[DATA FOR PROCESSING]

+---+

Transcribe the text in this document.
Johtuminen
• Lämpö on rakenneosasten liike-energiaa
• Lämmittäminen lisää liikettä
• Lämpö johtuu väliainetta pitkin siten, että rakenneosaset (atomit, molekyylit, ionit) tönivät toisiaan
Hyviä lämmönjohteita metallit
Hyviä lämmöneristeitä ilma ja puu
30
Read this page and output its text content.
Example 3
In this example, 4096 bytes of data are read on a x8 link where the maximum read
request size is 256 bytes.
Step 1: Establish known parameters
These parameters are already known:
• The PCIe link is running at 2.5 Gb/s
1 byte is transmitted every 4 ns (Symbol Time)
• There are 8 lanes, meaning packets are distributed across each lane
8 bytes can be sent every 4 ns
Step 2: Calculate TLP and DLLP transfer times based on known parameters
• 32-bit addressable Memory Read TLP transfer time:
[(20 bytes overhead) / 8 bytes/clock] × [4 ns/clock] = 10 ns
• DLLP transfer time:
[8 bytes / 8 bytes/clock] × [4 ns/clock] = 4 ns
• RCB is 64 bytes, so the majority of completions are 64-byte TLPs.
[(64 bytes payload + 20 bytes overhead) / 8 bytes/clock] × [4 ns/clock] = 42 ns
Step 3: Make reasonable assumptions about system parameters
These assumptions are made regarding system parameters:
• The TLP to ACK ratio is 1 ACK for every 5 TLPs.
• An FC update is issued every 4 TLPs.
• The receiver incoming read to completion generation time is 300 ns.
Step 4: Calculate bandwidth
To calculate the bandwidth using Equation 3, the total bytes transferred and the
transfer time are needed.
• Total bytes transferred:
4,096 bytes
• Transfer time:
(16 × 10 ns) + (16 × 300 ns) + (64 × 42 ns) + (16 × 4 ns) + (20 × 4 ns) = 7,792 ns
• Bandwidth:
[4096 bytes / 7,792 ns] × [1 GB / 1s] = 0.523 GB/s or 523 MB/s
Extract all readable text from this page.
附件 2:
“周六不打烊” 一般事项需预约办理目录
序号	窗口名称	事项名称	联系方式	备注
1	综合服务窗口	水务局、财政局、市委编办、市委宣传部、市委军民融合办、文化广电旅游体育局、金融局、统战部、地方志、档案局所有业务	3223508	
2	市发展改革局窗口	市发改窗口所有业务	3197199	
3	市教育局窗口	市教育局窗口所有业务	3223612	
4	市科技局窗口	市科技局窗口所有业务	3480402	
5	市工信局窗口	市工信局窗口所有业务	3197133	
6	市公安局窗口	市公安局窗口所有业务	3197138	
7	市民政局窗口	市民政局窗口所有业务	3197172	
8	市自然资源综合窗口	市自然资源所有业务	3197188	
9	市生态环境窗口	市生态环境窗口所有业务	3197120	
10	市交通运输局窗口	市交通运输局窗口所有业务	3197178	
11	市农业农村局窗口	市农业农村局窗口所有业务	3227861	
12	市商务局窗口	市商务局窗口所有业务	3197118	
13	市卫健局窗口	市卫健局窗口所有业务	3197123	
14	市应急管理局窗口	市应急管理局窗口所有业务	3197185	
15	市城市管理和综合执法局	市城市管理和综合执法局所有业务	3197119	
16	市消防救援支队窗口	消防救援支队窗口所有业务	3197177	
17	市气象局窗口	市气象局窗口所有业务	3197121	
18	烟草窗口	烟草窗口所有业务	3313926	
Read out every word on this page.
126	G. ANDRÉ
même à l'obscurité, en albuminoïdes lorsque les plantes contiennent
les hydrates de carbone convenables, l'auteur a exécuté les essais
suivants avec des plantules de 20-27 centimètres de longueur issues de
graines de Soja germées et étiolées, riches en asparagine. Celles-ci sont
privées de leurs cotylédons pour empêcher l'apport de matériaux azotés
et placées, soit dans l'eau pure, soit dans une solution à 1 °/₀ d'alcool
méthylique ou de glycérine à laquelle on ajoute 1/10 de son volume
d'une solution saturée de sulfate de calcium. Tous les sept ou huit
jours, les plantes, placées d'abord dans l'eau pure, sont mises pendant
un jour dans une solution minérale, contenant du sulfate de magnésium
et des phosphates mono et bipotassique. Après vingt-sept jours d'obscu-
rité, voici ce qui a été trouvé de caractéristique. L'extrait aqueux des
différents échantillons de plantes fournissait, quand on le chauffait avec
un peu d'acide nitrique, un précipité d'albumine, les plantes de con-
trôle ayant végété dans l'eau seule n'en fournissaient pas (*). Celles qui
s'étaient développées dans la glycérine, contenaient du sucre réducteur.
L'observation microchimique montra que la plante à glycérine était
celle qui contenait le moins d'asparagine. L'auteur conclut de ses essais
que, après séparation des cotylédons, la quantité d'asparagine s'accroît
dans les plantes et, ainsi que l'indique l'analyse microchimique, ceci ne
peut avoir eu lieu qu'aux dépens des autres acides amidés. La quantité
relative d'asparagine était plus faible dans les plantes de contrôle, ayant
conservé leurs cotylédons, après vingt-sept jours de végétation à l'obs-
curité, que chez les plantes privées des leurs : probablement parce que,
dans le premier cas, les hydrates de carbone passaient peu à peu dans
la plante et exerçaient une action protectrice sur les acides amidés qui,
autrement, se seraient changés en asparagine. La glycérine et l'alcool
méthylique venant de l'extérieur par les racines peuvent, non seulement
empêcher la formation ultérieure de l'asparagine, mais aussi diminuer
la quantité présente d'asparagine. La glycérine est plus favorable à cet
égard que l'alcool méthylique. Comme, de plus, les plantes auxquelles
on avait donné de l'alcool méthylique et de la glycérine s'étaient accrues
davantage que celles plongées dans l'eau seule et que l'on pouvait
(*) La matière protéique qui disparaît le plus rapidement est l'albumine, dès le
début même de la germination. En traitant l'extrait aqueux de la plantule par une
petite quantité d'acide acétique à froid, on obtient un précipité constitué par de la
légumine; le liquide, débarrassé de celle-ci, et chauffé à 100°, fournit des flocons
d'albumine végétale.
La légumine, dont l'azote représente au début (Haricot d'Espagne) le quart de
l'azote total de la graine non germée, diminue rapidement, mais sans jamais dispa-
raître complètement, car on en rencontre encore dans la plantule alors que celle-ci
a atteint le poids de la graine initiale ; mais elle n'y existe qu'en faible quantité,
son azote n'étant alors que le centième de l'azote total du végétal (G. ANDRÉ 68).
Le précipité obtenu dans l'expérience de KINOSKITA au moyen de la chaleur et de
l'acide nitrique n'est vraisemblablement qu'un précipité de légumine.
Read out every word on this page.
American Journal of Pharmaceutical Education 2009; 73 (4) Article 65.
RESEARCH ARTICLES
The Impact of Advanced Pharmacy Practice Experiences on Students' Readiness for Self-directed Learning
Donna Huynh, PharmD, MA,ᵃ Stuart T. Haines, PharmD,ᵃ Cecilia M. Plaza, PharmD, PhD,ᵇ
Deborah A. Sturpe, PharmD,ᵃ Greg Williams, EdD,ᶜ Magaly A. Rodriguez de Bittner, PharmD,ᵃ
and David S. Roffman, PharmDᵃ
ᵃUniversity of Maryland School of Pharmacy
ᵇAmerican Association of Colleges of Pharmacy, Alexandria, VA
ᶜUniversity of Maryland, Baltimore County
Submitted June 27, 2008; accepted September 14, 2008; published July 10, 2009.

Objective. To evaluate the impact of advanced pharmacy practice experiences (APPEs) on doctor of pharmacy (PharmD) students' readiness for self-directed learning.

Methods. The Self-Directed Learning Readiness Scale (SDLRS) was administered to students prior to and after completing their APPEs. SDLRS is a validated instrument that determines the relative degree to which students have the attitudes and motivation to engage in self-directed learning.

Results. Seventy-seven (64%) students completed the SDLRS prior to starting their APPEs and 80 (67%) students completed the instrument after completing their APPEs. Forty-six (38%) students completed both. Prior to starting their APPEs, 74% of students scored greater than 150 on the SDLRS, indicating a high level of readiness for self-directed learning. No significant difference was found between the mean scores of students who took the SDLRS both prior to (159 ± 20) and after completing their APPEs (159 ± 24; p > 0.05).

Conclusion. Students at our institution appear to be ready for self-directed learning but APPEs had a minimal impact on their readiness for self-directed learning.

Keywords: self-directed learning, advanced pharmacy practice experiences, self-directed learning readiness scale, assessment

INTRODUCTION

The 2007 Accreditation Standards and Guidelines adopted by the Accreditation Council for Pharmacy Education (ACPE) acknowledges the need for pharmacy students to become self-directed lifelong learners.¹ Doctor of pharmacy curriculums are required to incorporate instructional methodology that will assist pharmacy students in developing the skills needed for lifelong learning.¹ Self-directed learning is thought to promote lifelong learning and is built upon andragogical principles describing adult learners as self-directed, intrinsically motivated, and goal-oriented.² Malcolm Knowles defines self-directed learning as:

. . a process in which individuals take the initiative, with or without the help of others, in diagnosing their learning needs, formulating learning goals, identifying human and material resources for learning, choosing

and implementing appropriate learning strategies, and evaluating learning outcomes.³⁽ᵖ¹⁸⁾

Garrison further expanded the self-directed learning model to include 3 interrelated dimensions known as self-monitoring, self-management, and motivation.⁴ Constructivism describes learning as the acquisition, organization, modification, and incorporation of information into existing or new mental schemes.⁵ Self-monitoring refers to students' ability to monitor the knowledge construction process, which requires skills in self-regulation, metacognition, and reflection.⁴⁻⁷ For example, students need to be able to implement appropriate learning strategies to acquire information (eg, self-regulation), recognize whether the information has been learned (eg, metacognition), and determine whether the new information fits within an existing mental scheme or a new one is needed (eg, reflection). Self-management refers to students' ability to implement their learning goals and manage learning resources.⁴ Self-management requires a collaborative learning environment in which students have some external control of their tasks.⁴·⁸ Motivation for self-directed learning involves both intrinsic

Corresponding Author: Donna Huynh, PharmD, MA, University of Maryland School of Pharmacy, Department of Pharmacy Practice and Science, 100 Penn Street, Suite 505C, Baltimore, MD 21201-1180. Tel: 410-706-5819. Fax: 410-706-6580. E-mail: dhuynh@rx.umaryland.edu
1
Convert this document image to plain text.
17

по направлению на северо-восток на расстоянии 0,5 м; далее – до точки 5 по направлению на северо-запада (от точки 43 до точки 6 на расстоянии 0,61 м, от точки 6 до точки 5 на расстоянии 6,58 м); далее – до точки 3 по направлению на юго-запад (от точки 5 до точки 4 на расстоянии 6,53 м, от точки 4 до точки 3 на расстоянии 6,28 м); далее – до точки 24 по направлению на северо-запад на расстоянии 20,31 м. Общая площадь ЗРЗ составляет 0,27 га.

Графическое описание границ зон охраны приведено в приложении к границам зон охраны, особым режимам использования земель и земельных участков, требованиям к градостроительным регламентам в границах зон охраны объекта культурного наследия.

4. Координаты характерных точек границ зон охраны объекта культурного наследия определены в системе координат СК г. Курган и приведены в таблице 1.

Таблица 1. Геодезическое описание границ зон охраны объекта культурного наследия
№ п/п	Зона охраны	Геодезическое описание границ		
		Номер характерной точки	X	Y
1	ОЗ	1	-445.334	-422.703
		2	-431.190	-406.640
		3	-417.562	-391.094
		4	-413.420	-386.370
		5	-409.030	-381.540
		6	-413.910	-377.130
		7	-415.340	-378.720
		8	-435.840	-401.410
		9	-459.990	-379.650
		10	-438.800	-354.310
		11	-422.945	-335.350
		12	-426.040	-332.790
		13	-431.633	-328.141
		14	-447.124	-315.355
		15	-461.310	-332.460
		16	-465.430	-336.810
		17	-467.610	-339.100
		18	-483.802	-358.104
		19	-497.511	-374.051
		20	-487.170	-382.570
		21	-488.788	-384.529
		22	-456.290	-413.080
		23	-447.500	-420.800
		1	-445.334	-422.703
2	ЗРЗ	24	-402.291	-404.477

+---+

Repeat exactly, and only, the lines from the one containing "Convert this document image to plain text." through the end of the material.

[THE SOLUTION]
Convert this document image to plain text.
17

по направлению на северо-восток на расстоянии 0,5 м; далее – до точки 5 по направлению на северо-запада (от точки 43 до точки 6 на расстоянии 0,61 м, от точки 6 до точки 5 на расстоянии 6,58 м); далее – до точки 3 по направлению на юго-запад (от точки 5 до точки 4 на расстоянии 6,53 м, от точки 4 до точки 3 на расстоянии 6,28 м); далее – до точки 24 по направлению на северо-запад на расстоянии 20,31 м. Общая площадь ЗРЗ составляет 0,27 га.

Графическое описание границ зон охраны приведено в приложении к границам зон охраны, особым режимам использования земель и земельных участков, требованиям к градостроительным регламентам в границах зон охраны объекта культурного наследия.

4. Координаты характерных точек границ зон охраны объекта культурного наследия определены в системе координат СК г. Курган и приведены в таблице 1.

Таблица 1. Геодезическое описание границ зон охраны объекта культурного наследия
№ п/п	Зона охраны	Геодезическое описание границ		
		Номер характерной точки	X	Y
1	ОЗ	1	-445.334	-422.703
		2	-431.190	-406.640
		3	-417.562	-391.094
		4	-413.420	-386.370
		5	-409.030	-381.540
		6	-413.910	-377.130
		7	-415.340	-378.720
		8	-435.840	-401.410
		9	-459.990	-379.650
		10	-438.800	-354.310
		11	-422.945	-335.350
		12	-426.040	-332.790
		13	-431.633	-328.141
		14	-447.124	-315.355
		15	-461.310	-332.460
		16	-465.430	-336.810
		17	-467.610	-339.100
		18	-483.802	-358.104
		19	-497.511	-374.051
		20	-487.170	-382.570
		21	-488.788	-384.529
		22	-456.290	-413.080
		23	-447.500	-420.800
		1	-445.334	-422.703
2	ЗРЗ	24	-402.291	-404.477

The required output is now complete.